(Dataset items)
################

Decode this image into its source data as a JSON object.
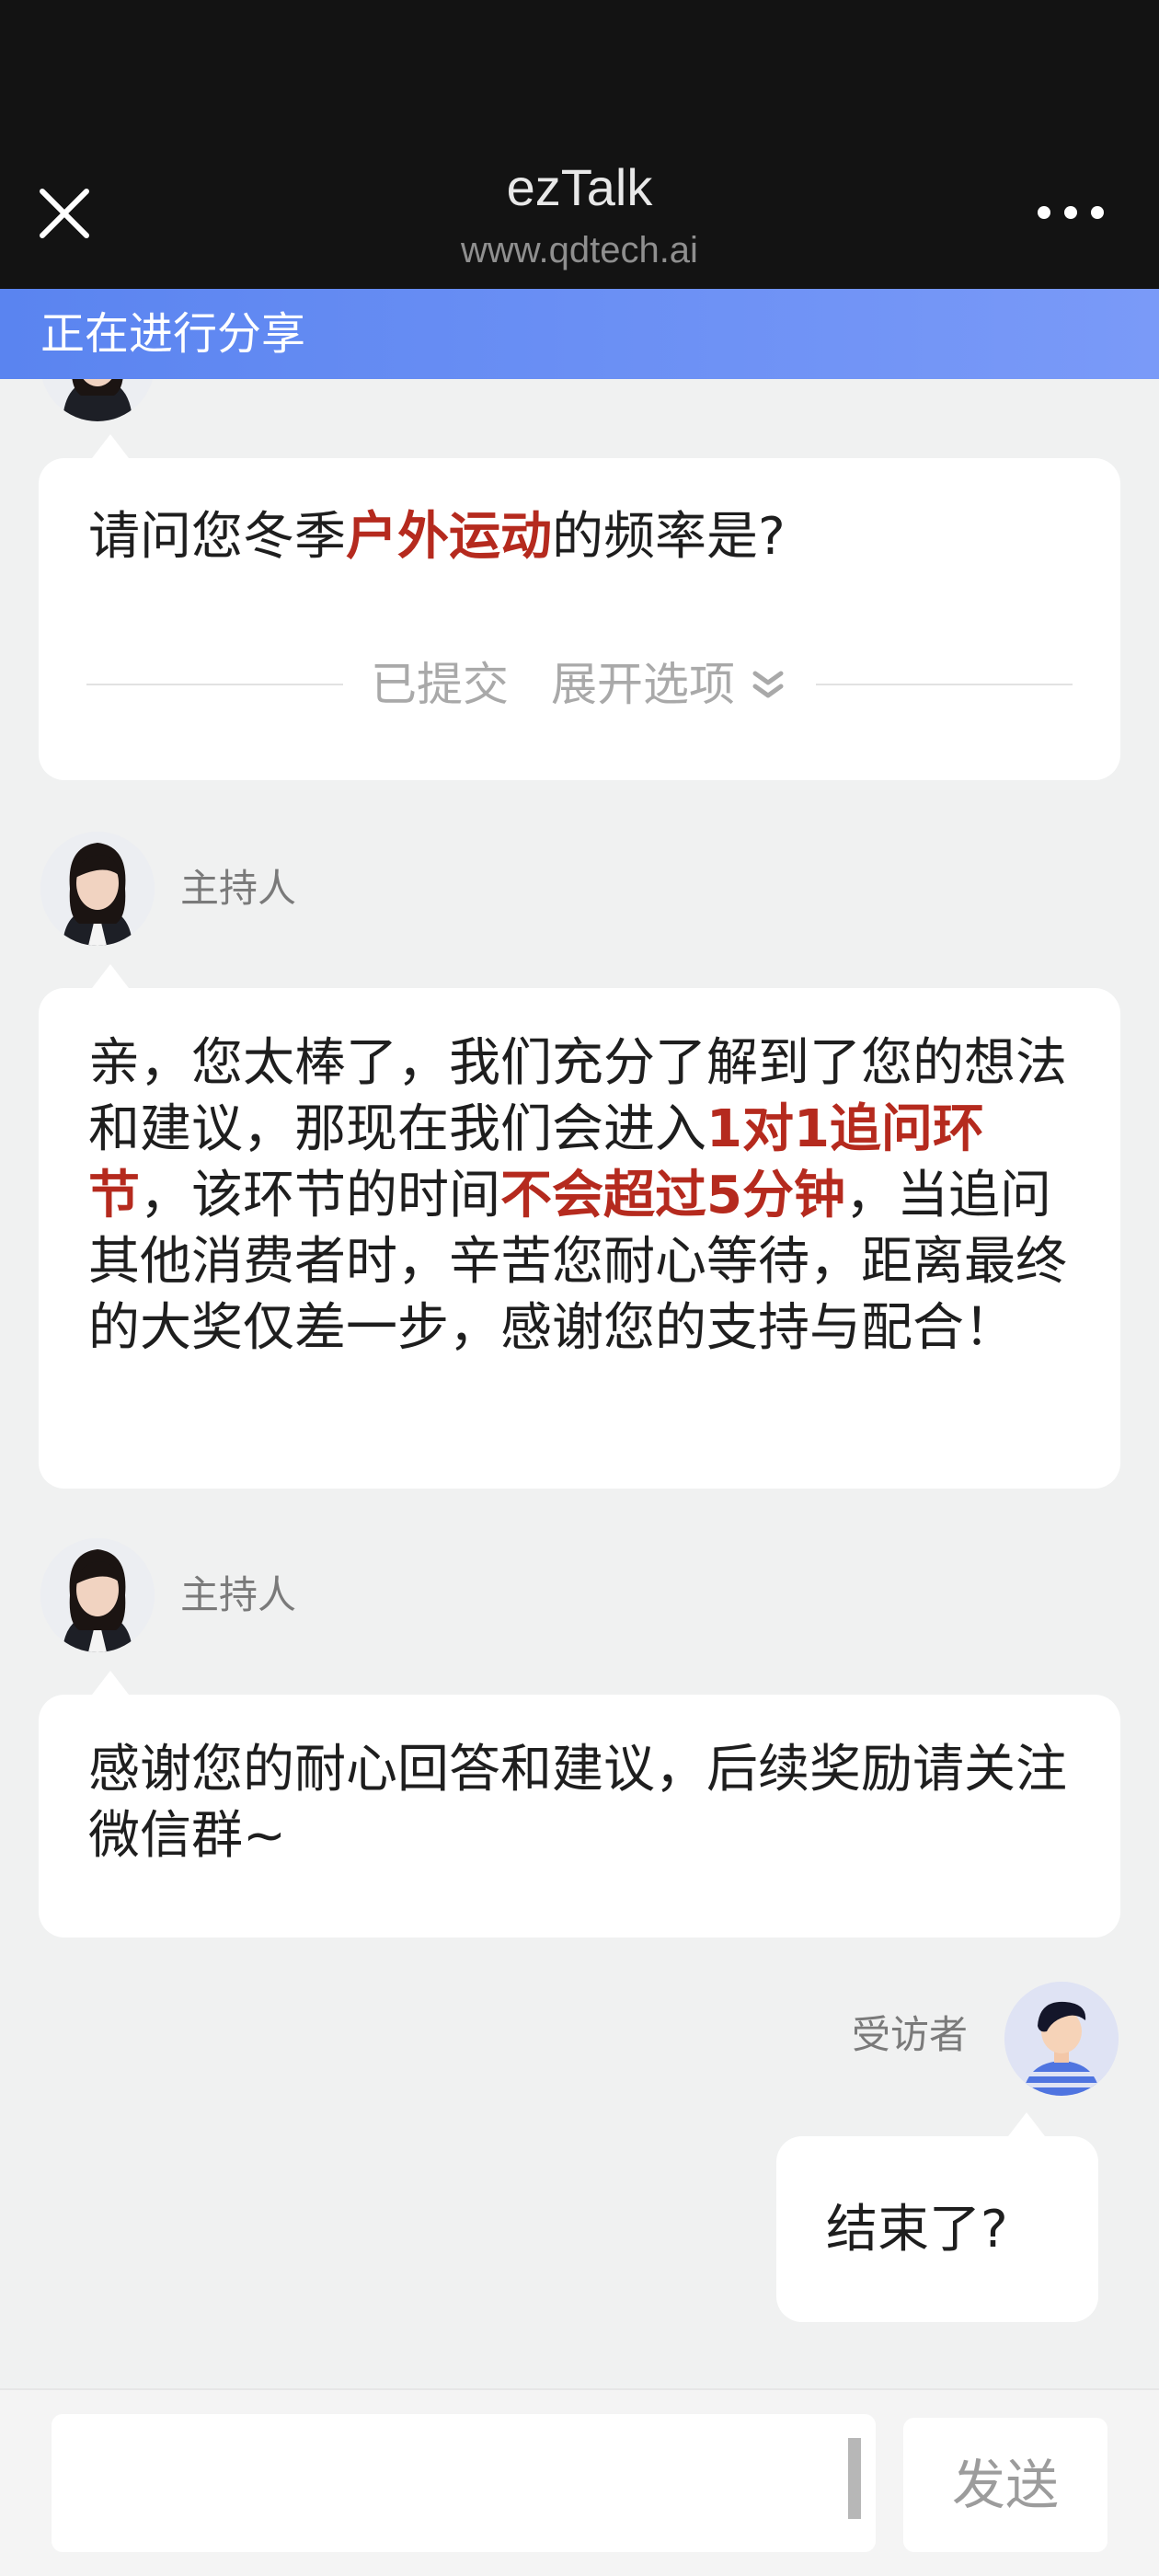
{
  "header": {
    "title": "ezTalk",
    "subtitle": "www.qdtech.ai",
    "close_icon": "close-icon",
    "more_icon": "more-dots-icon"
  },
  "share_banner": {
    "text": "正在进行分享"
  },
  "messages": {
    "question": {
      "prefix": "请问您冬季",
      "highlight": "户外运动",
      "suffix": "的频率是?",
      "submitted_label": "已提交",
      "expand_label": "展开选项"
    },
    "host_1": {
      "speaker": "主持人",
      "part1": "亲，您太棒了，我们充分了解到了您的想法和建议，那现在我们会进入",
      "hl1": "1对1追问环节",
      "part2": "，该环节的时间",
      "hl2": "不会超过5分钟",
      "part3": "，当追问其他消费者时，辛苦您耐心等待，距离最终的大奖仅差一步，感谢您的支持与配合！"
    },
    "host_2": {
      "speaker": "主持人",
      "text": "感谢您的耐心回答和建议，后续奖励请关注微信群~"
    },
    "guest_1": {
      "speaker": "受访者",
      "text": "结束了?"
    }
  },
  "input": {
    "placeholder": "",
    "send_label": "发送"
  },
  "colors": {
    "highlight": "#b52a1e",
    "banner_start": "#5a84f0",
    "banner_end": "#7a9af8",
    "header_bg": "#131313"
  }
}
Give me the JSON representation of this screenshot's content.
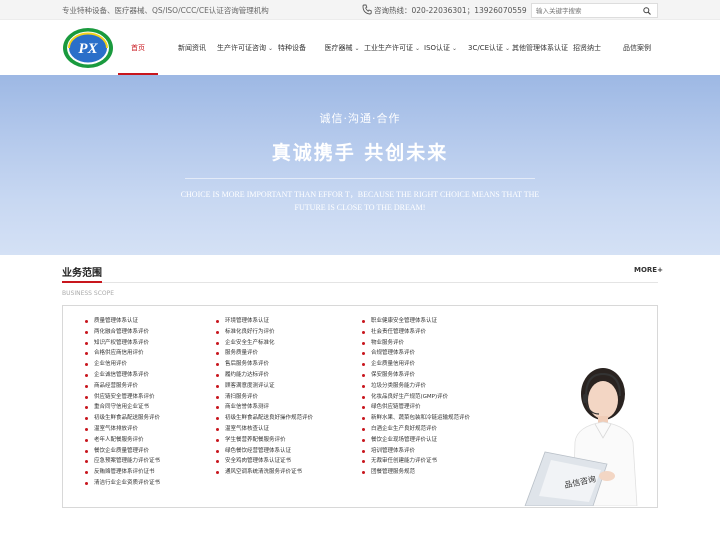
{
  "topbar": {
    "slogan": "专业特种设备、医疗器械、QS/ISO/CCC/CE认证咨询管理机构",
    "hotline": "咨询热线：020-22036301；13926070559",
    "search_placeholder": "输入关键字搜索"
  },
  "logo": {
    "text": "PX"
  },
  "nav": {
    "items": [
      {
        "label": "首页",
        "active": true,
        "caret": ""
      },
      {
        "label": "新闻资讯",
        "active": false,
        "caret": ""
      },
      {
        "label": "生产许可证咨询",
        "active": false,
        "caret": "⌄"
      },
      {
        "label": "特种设备",
        "active": false,
        "caret": ""
      },
      {
        "label": "医疗器械",
        "active": false,
        "caret": "⌄"
      },
      {
        "label": "工业生产许可证",
        "active": false,
        "caret": "⌄"
      },
      {
        "label": "ISO认证",
        "active": false,
        "caret": "⌄"
      },
      {
        "label": "3C/CE认证",
        "active": false,
        "caret": "⌄"
      },
      {
        "label": "其他管理体系认证",
        "active": false,
        "caret": ""
      },
      {
        "label": "招贤纳士",
        "active": false,
        "caret": ""
      },
      {
        "label": "品信案例",
        "active": false,
        "caret": ""
      }
    ]
  },
  "banner": {
    "subtitle": "诚信·沟通·合作",
    "title": "真诚携手  共创未来",
    "english": "CHOICE IS MORE IMPORTANT THAN EFFOR T，BECAUSE THE RIGHT CHOICE MEANS THAT THE FUTURE IS CLOSE TO THE DREAM!"
  },
  "scope": {
    "title": "业务范围",
    "subtitle": "BUSINESS SCOPE",
    "more": "MORE+",
    "columns": [
      [
        "质量管理体系认证",
        "两化融合管理体系评价",
        "知识产权管理体系评价",
        "合格供应商信用评价",
        "企业信用评价",
        "企业诚信管理体系评价",
        "商品经营服务评价",
        "供应链安全管理体系评价",
        "重合同守信用企业证书",
        "初级生鲜食品配送服务评价",
        "温室气体排放评价",
        "老年人配餐服务评价",
        "餐饮企业质量管理评价",
        "应急预案管理能力评价证书",
        "反贿赂管理体系评价证书",
        "清洁行业企业资质评价证书"
      ],
      [
        "环境管理体系认证",
        "标准化良好行为评价",
        "企业安全生产标准化",
        "服务质量评价",
        "售后服务体系评价",
        "履约能力达标评价",
        "顾客满意度测评认证",
        "清扫服务评价",
        "商业信誉体系测评",
        "初级生鲜食品配送良好操作规范评价",
        "温室气体核查认证",
        "学生餐营养配餐服务评价",
        "绿色餐饮经营管理体系认证",
        "安全鸡肉管理体系认证证书",
        "通风空调系统清洗服务评价证书"
      ],
      [
        "职业健康安全管理体系认证",
        "社会责任管理体系评价",
        "物业服务评价",
        "合规管理体系评价",
        "企业质量信用评价",
        "保安服务体系评价",
        "垃圾分类服务能力评价",
        "化妆品良好生产规范(GMP)评价",
        "绿色供应链管理评价",
        "新鲜水果、蔬菜包装和冷链运输规范评价",
        "白酒企业生产良好规范评价",
        "餐饮企业现场管理评价认证",
        "培训管理体系评价",
        "无裁审任创建能力评价证书",
        "团餐管理服务规范"
      ]
    ],
    "illustration_label": "品信咨询"
  }
}
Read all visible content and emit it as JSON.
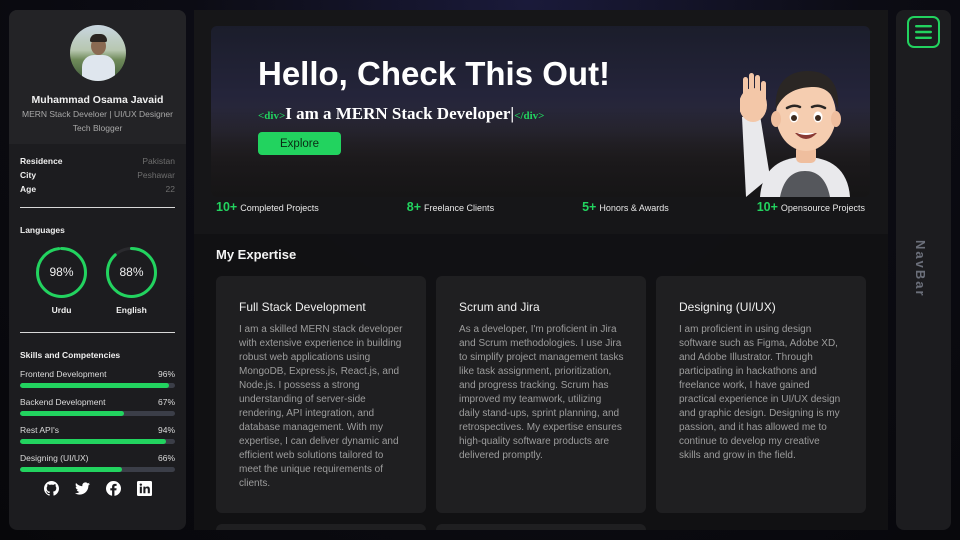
{
  "profile": {
    "name": "Muhammad Osama Javaid",
    "role_line1": "MERN Stack Develoer | UI/UX Designer",
    "role_line2": "Tech Blogger"
  },
  "info": [
    {
      "key": "Residence",
      "value": "Pakistan"
    },
    {
      "key": "City",
      "value": "Peshawar"
    },
    {
      "key": "Age",
      "value": "22"
    }
  ],
  "languages": {
    "title": "Languages",
    "items": [
      {
        "name": "Urdu",
        "percent_label": "98%",
        "percent": 98
      },
      {
        "name": "English",
        "percent_label": "88%",
        "percent": 88
      }
    ]
  },
  "skills": {
    "title": "Skills and Competencies",
    "items": [
      {
        "name": "Frontend Development",
        "percent_label": "96%",
        "percent": 96
      },
      {
        "name": "Backend Development",
        "percent_label": "67%",
        "percent": 67
      },
      {
        "name": "Rest API's",
        "percent_label": "94%",
        "percent": 94
      },
      {
        "name": "Designing (UI/UX)",
        "percent_label": "66%",
        "percent": 66
      }
    ]
  },
  "socials": [
    "github-icon",
    "twitter-icon",
    "facebook-icon",
    "linkedin-icon"
  ],
  "hero": {
    "title": "Hello, Check This Out!",
    "tag_open": "<div>",
    "subtitle": "I am a MERN Stack Developer|",
    "tag_close": "</div>",
    "button": "Explore"
  },
  "stats": [
    {
      "num": "10+",
      "label": "Completed Projects"
    },
    {
      "num": "8+",
      "label": "Freelance Clients"
    },
    {
      "num": "5+",
      "label": "Honors & Awards"
    },
    {
      "num": "10+",
      "label": "Opensource Projects"
    }
  ],
  "expertise": {
    "title": "My Expertise",
    "cards": [
      {
        "title": "Full Stack Development",
        "text": "I am a skilled MERN stack developer with extensive experience in building robust web applications using MongoDB, Express.js, React.js, and Node.js. I possess a strong understanding of server-side rendering, API integration, and database management. With my expertise, I can deliver dynamic and efficient web solutions tailored to meet the unique requirements of clients."
      },
      {
        "title": "Scrum and Jira",
        "text": "As a developer, I'm proficient in Jira and Scrum methodologies. I use Jira to simplify project management tasks like task assignment, prioritization, and progress tracking. Scrum has improved my teamwork, utilizing daily stand-ups, sprint planning, and retrospectives. My expertise ensures high-quality software products are delivered promptly."
      },
      {
        "title": "Designing (UI/UX)",
        "text": "I am proficient in using design software such as Figma, Adobe XD, and Adobe Illustrator. Through participating in hackathons and freelance work, I have gained practical experience in UI/UX design and graphic design. Designing is my passion, and it has allowed me to continue to develop my creative skills and grow in the field."
      }
    ]
  },
  "navbar": {
    "label": "NavBar"
  },
  "colors": {
    "accent": "#22d35f",
    "panel": "#1c1c1f",
    "card": "#1f1f21"
  }
}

################

# [THE REQUEST]
Write the full listing out again with every line unchanged, but include no pictures.

# [WRITTEN SOLUTION]
Decode this image into its source data as a JSON object.
{
  "header": {
    "title": "ezTalk",
    "subtitle": "www.qdtech.ai",
    "close_icon": "close-icon",
    "more_icon": "more-dots-icon"
  },
  "share_banner": {
    "text": "正在进行分享"
  },
  "messages": {
    "question": {
      "prefix": "请问您冬季",
      "highlight": "户外运动",
      "suffix": "的频率是?",
      "submitted_label": "已提交",
      "expand_label": "展开选项"
    },
    "host_1": {
      "speaker": "主持人",
      "part1": "亲，您太棒了，我们充分了解到了您的想法和建议，那现在我们会进入",
      "hl1": "1对1追问环节",
      "part2": "，该环节的时间",
      "hl2": "不会超过5分钟",
      "part3": "，当追问其他消费者时，辛苦您耐心等待，距离最终的大奖仅差一步，感谢您的支持与配合！"
    },
    "host_2": {
      "speaker": "主持人",
      "text": "感谢您的耐心回答和建议，后续奖励请关注微信群~"
    },
    "guest_1": {
      "speaker": "受访者",
      "text": "结束了?"
    }
  },
  "input": {
    "placeholder": "",
    "send_label": "发送"
  },
  "colors": {
    "highlight": "#b52a1e",
    "banner_start": "#5a84f0",
    "banner_end": "#7a9af8",
    "header_bg": "#131313"
  }
}
Give me the JSON representation of this screenshot's content.
{
  "topbar": {
    "slogan": "专业特种设备、医疗器械、QS/ISO/CCC/CE认证咨询管理机构",
    "hotline": "咨询热线：020-22036301；13926070559",
    "search_placeholder": "输入关键字搜索"
  },
  "logo": {
    "text": "PX"
  },
  "nav": {
    "items": [
      {
        "label": "首页",
        "active": true,
        "caret": ""
      },
      {
        "label": "新闻资讯",
        "active": false,
        "caret": ""
      },
      {
        "label": "生产许可证咨询",
        "active": false,
        "caret": "⌄"
      },
      {
        "label": "特种设备",
        "active": false,
        "caret": ""
      },
      {
        "label": "医疗器械",
        "active": false,
        "caret": "⌄"
      },
      {
        "label": "工业生产许可证",
        "active": false,
        "caret": "⌄"
      },
      {
        "label": "ISO认证",
        "active": false,
        "caret": "⌄"
      },
      {
        "label": "3C/CE认证",
        "active": false,
        "caret": "⌄"
      },
      {
        "label": "其他管理体系认证",
        "active": false,
        "caret": ""
      },
      {
        "label": "招贤纳士",
        "active": false,
        "caret": ""
      },
      {
        "label": "品信案例",
        "active": false,
        "caret": ""
      }
    ]
  },
  "banner": {
    "subtitle": "诚信·沟通·合作",
    "title": "真诚携手  共创未来",
    "english": "CHOICE IS MORE IMPORTANT THAN EFFOR T，BECAUSE THE RIGHT CHOICE MEANS THAT THE FUTURE IS CLOSE TO THE DREAM!"
  },
  "scope": {
    "title": "业务范围",
    "subtitle": "BUSINESS SCOPE",
    "more": "MORE+",
    "columns": [
      [
        "质量管理体系认证",
        "两化融合管理体系评价",
        "知识产权管理体系评价",
        "合格供应商信用评价",
        "企业信用评价",
        "企业诚信管理体系评价",
        "商品经营服务评价",
        "供应链安全管理体系评价",
        "重合同守信用企业证书",
        "初级生鲜食品配送服务评价",
        "温室气体排放评价",
        "老年人配餐服务评价",
        "餐饮企业质量管理评价",
        "应急预案管理能力评价证书",
        "反贿赂管理体系评价证书",
        "清洁行业企业资质评价证书"
      ],
      [
        "环境管理体系认证",
        "标准化良好行为评价",
        "企业安全生产标准化",
        "服务质量评价",
        "售后服务体系评价",
        "履约能力达标评价",
        "顾客满意度测评认证",
        "清扫服务评价",
        "商业信誉体系测评",
        "初级生鲜食品配送良好操作规范评价",
        "温室气体核查认证",
        "学生餐营养配餐服务评价",
        "绿色餐饮经营管理体系认证",
        "安全鸡肉管理体系认证证书",
        "通风空调系统清洗服务评价证书"
      ],
      [
        "职业健康安全管理体系认证",
        "社会责任管理体系评价",
        "物业服务评价",
        "合规管理体系评价",
        "企业质量信用评价",
        "保安服务体系评价",
        "垃圾分类服务能力评价",
        "化妆品良好生产规范(GMP)评价",
        "绿色供应链管理评价",
        "新鲜水果、蔬菜包装和冷链运输规范评价",
        "白酒企业生产良好规范评价",
        "餐饮企业现场管理评价认证",
        "培训管理体系评价",
        "无裁审任创建能力评价证书",
        "团餐管理服务规范"
      ]
    ],
    "illustration_label": "品信咨询"
  }
}
Read all visible content and emit it as JSON.
{
  "profile": {
    "name": "Muhammad Osama Javaid",
    "role_line1": "MERN Stack Develoer | UI/UX Designer",
    "role_line2": "Tech Blogger"
  },
  "info": [
    {
      "key": "Residence",
      "value": "Pakistan"
    },
    {
      "key": "City",
      "value": "Peshawar"
    },
    {
      "key": "Age",
      "value": "22"
    }
  ],
  "languages": {
    "title": "Languages",
    "items": [
      {
        "name": "Urdu",
        "percent_label": "98%",
        "percent": 98
      },
      {
        "name": "English",
        "percent_label": "88%",
        "percent": 88
      }
    ]
  },
  "skills": {
    "title": "Skills and Competencies",
    "items": [
      {
        "name": "Frontend Development",
        "percent_label": "96%",
        "percent": 96
      },
      {
        "name": "Backend Development",
        "percent_label": "67%",
        "percent": 67
      },
      {
        "name": "Rest API's",
        "percent_label": "94%",
        "percent": 94
      },
      {
        "name": "Designing (UI/UX)",
        "percent_label": "66%",
        "percent": 66
      }
    ]
  },
  "socials": [
    "github-icon",
    "twitter-icon",
    "facebook-icon",
    "linkedin-icon"
  ],
  "hero": {
    "title": "Hello, Check This Out!",
    "tag_open": "<div>",
    "subtitle": "I am a MERN Stack Developer|",
    "tag_close": "</div>",
    "button": "Explore"
  },
  "stats": [
    {
      "num": "10+",
      "label": "Completed Projects"
    },
    {
      "num": "8+",
      "label": "Freelance Clients"
    },
    {
      "num": "5+",
      "label": "Honors & Awards"
    },
    {
      "num": "10+",
      "label": "Opensource Projects"
    }
  ],
  "expertise": {
    "title": "My Expertise",
    "cards": [
      {
        "title": "Full Stack Development",
        "text": "I am a skilled MERN stack developer with extensive experience in building robust web applications using MongoDB, Express.js, React.js, and Node.js. I possess a strong understanding of server-side rendering, API integration, and database management. With my expertise, I can deliver dynamic and efficient web solutions tailored to meet the unique requirements of clients."
      },
      {
        "title": "Scrum and Jira",
        "text": "As a developer, I'm proficient in Jira and Scrum methodologies. I use Jira to simplify project management tasks like task assignment, prioritization, and progress tracking. Scrum has improved my teamwork, utilizing daily stand-ups, sprint planning, and retrospectives. My expertise ensures high-quality software products are delivered promptly."
      },
      {
        "title": "Designing (UI/UX)",
        "text": "I am proficient in using design software such as Figma, Adobe XD, and Adobe Illustrator. Through participating in hackathons and freelance work, I have gained practical experience in UI/UX design and graphic design. Designing is my passion, and it has allowed me to continue to develop my creative skills and grow in the field."
      }
    ]
  },
  "navbar": {
    "label": "NavBar"
  },
  "colors": {
    "accent": "#22d35f",
    "panel": "#1c1c1f",
    "card": "#1f1f21"
  }
}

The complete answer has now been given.